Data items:
- - -

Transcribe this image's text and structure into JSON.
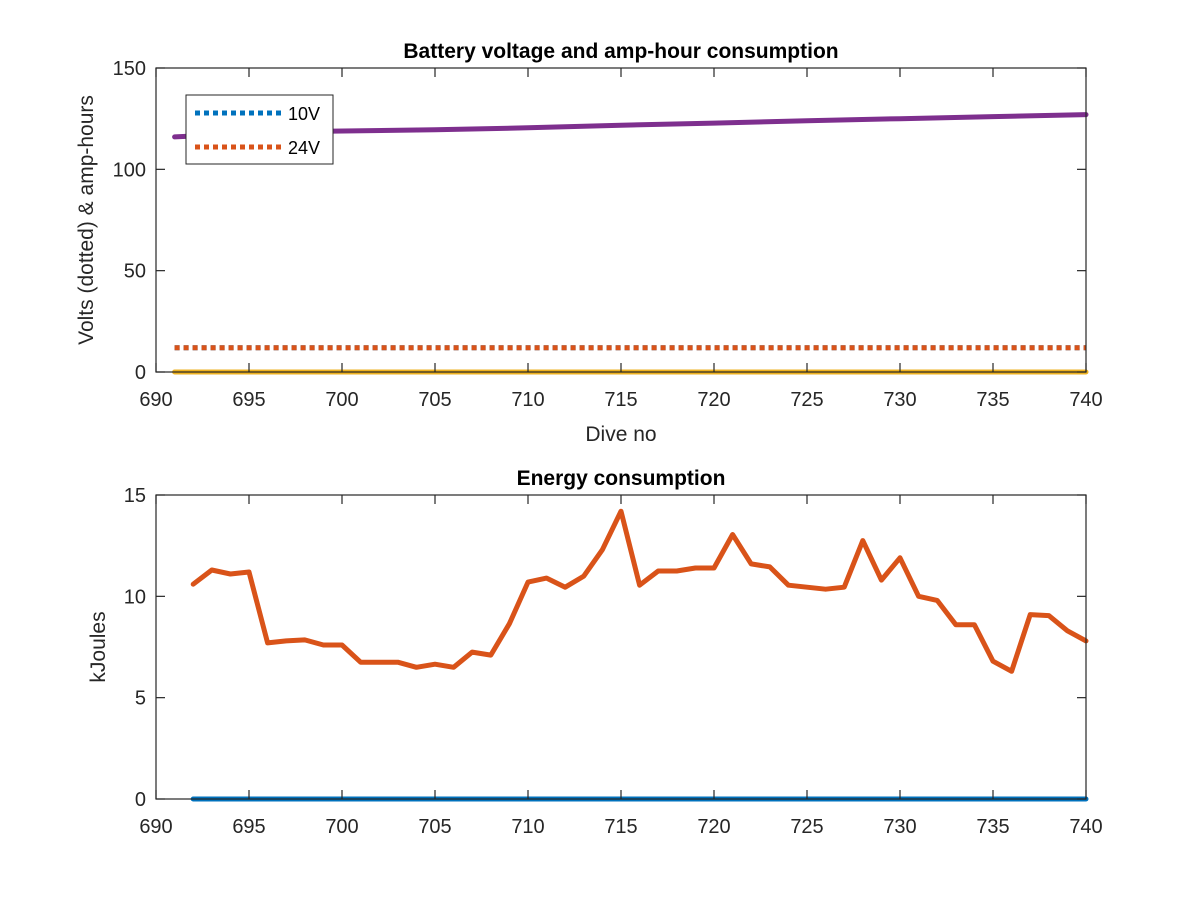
{
  "chart_data": [
    {
      "type": "line",
      "title": "Battery voltage and amp-hour consumption",
      "xlabel": "Dive no",
      "ylabel": "Volts (dotted) & amp-hours",
      "xlim": [
        690,
        740
      ],
      "ylim": [
        0,
        150
      ],
      "xticks": [
        690,
        695,
        700,
        705,
        710,
        715,
        720,
        725,
        730,
        735,
        740
      ],
      "yticks": [
        0,
        50,
        100,
        150
      ],
      "grid": false,
      "legend": {
        "placement": "top-left",
        "entries": [
          "10V",
          "24V"
        ]
      },
      "series": [
        {
          "name": "10V",
          "style": "dotted",
          "color": "#0072BD",
          "x": [
            691,
            740
          ],
          "y": [
            12,
            12
          ]
        },
        {
          "name": "24V",
          "style": "dotted",
          "color": "#D95319",
          "x": [
            691,
            740
          ],
          "y": [
            12,
            12
          ]
        },
        {
          "style": "solid",
          "color": "#EDB120",
          "x": [
            691,
            740
          ],
          "y": [
            0,
            0
          ]
        },
        {
          "style": "solid",
          "color": "#7E2F8E",
          "x": [
            691,
            697,
            705,
            710,
            715,
            720,
            725,
            730,
            735,
            740
          ],
          "y": [
            116,
            118.5,
            119.5,
            120.5,
            121.8,
            122.8,
            124,
            125,
            126,
            127
          ]
        }
      ]
    },
    {
      "type": "line",
      "title": "Energy consumption",
      "xlabel": "",
      "ylabel": "kJoules",
      "xlim": [
        690,
        740
      ],
      "ylim": [
        0,
        15
      ],
      "xticks": [
        690,
        695,
        700,
        705,
        710,
        715,
        720,
        725,
        730,
        735,
        740
      ],
      "yticks": [
        0,
        5,
        10,
        15
      ],
      "grid": false,
      "series": [
        {
          "style": "solid",
          "color": "#D95319",
          "x": [
            692,
            693,
            694,
            695,
            696,
            697,
            698,
            699,
            700,
            701,
            702,
            703,
            704,
            705,
            706,
            707,
            708,
            709,
            710,
            711,
            712,
            713,
            714,
            715,
            716,
            717,
            718,
            719,
            720,
            721,
            722,
            723,
            724,
            725,
            726,
            727,
            728,
            729,
            730,
            731,
            732,
            733,
            734,
            735,
            736,
            737,
            738,
            739,
            740
          ],
          "y": [
            10.6,
            11.3,
            11.1,
            11.2,
            7.7,
            7.8,
            7.85,
            7.6,
            7.6,
            6.75,
            6.75,
            6.75,
            6.5,
            6.65,
            6.5,
            7.25,
            7.1,
            8.65,
            10.7,
            10.9,
            10.45,
            11.0,
            12.3,
            14.2,
            10.55,
            11.25,
            11.25,
            11.4,
            11.4,
            13.05,
            11.6,
            11.45,
            10.55,
            10.45,
            10.35,
            10.45,
            12.75,
            10.8,
            11.9,
            10.0,
            9.8,
            8.6,
            8.6,
            6.8,
            6.3,
            9.1,
            9.05,
            8.3,
            7.8
          ]
        },
        {
          "style": "solid",
          "color": "#0072BD",
          "x": [
            692,
            740
          ],
          "y": [
            0,
            0
          ]
        }
      ]
    }
  ]
}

- - -

**WRITTEN EXERCISE**
Reproduce every line above as written, skipping pictures.

**EXPECTED ANSWER**
Transcribe this image's text and structure into JSON.
{
  "chart_data": [
    {
      "type": "line",
      "title": "Battery voltage and amp-hour consumption",
      "xlabel": "Dive no",
      "ylabel": "Volts (dotted) & amp-hours",
      "xlim": [
        690,
        740
      ],
      "ylim": [
        0,
        150
      ],
      "xticks": [
        690,
        695,
        700,
        705,
        710,
        715,
        720,
        725,
        730,
        735,
        740
      ],
      "yticks": [
        0,
        50,
        100,
        150
      ],
      "grid": false,
      "legend": {
        "placement": "top-left",
        "entries": [
          "10V",
          "24V"
        ]
      },
      "series": [
        {
          "name": "10V",
          "style": "dotted",
          "color": "#0072BD",
          "x": [
            691,
            740
          ],
          "y": [
            12,
            12
          ]
        },
        {
          "name": "24V",
          "style": "dotted",
          "color": "#D95319",
          "x": [
            691,
            740
          ],
          "y": [
            12,
            12
          ]
        },
        {
          "style": "solid",
          "color": "#EDB120",
          "x": [
            691,
            740
          ],
          "y": [
            0,
            0
          ]
        },
        {
          "style": "solid",
          "color": "#7E2F8E",
          "x": [
            691,
            697,
            705,
            710,
            715,
            720,
            725,
            730,
            735,
            740
          ],
          "y": [
            116,
            118.5,
            119.5,
            120.5,
            121.8,
            122.8,
            124,
            125,
            126,
            127
          ]
        }
      ]
    },
    {
      "type": "line",
      "title": "Energy consumption",
      "xlabel": "",
      "ylabel": "kJoules",
      "xlim": [
        690,
        740
      ],
      "ylim": [
        0,
        15
      ],
      "xticks": [
        690,
        695,
        700,
        705,
        710,
        715,
        720,
        725,
        730,
        735,
        740
      ],
      "yticks": [
        0,
        5,
        10,
        15
      ],
      "grid": false,
      "series": [
        {
          "style": "solid",
          "color": "#D95319",
          "x": [
            692,
            693,
            694,
            695,
            696,
            697,
            698,
            699,
            700,
            701,
            702,
            703,
            704,
            705,
            706,
            707,
            708,
            709,
            710,
            711,
            712,
            713,
            714,
            715,
            716,
            717,
            718,
            719,
            720,
            721,
            722,
            723,
            724,
            725,
            726,
            727,
            728,
            729,
            730,
            731,
            732,
            733,
            734,
            735,
            736,
            737,
            738,
            739,
            740
          ],
          "y": [
            10.6,
            11.3,
            11.1,
            11.2,
            7.7,
            7.8,
            7.85,
            7.6,
            7.6,
            6.75,
            6.75,
            6.75,
            6.5,
            6.65,
            6.5,
            7.25,
            7.1,
            8.65,
            10.7,
            10.9,
            10.45,
            11.0,
            12.3,
            14.2,
            10.55,
            11.25,
            11.25,
            11.4,
            11.4,
            13.05,
            11.6,
            11.45,
            10.55,
            10.45,
            10.35,
            10.45,
            12.75,
            10.8,
            11.9,
            10.0,
            9.8,
            8.6,
            8.6,
            6.8,
            6.3,
            9.1,
            9.05,
            8.3,
            7.8
          ]
        },
        {
          "style": "solid",
          "color": "#0072BD",
          "x": [
            692,
            740
          ],
          "y": [
            0,
            0
          ]
        }
      ]
    }
  ]
}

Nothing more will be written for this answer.